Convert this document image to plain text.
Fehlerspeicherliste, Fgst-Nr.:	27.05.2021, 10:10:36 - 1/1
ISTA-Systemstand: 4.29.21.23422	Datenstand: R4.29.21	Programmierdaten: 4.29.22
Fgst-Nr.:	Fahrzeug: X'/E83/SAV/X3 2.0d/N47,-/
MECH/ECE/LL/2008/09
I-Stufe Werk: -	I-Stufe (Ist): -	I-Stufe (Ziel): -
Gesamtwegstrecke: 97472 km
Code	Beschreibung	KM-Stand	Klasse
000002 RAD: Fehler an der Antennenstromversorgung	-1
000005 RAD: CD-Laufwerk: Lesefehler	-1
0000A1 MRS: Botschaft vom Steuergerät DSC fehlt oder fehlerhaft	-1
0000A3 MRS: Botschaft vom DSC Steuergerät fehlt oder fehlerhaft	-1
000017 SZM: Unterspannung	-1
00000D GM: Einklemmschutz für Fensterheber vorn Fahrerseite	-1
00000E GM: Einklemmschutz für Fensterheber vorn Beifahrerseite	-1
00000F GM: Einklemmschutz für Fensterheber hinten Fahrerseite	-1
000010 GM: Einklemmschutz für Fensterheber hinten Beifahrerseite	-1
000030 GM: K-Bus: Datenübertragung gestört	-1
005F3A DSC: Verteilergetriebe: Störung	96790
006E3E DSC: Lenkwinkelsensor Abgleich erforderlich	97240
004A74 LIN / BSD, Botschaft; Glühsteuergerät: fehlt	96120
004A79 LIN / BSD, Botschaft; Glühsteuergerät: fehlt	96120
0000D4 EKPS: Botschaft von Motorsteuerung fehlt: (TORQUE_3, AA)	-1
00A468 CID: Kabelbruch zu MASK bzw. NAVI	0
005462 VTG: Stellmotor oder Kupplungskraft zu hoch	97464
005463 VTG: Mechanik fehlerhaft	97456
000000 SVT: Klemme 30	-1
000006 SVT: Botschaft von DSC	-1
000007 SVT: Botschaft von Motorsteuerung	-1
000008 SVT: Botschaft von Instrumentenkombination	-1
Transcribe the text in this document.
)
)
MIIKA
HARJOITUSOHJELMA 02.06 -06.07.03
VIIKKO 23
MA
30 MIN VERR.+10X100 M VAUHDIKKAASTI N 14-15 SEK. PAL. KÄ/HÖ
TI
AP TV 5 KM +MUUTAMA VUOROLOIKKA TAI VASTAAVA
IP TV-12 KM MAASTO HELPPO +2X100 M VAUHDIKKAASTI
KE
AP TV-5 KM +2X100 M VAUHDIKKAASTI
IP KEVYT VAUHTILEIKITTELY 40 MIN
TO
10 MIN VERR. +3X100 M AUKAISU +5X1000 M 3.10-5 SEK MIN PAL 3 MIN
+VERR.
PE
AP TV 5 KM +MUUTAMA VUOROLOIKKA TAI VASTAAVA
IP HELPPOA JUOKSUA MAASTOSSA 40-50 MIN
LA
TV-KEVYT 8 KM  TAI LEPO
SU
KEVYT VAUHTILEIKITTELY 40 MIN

********************

▶ **Work to complete**
Copy out every line in the listing where the word "Fgst" appears.

▶ **Expected answer**
Fehlerspeicherliste, Fgst-Nr.:	27.05.2021, 10:10:36 - 1/1
Fgst-Nr.:	Fahrzeug: X'/E83/SAV/X3 2.0d/N47,-/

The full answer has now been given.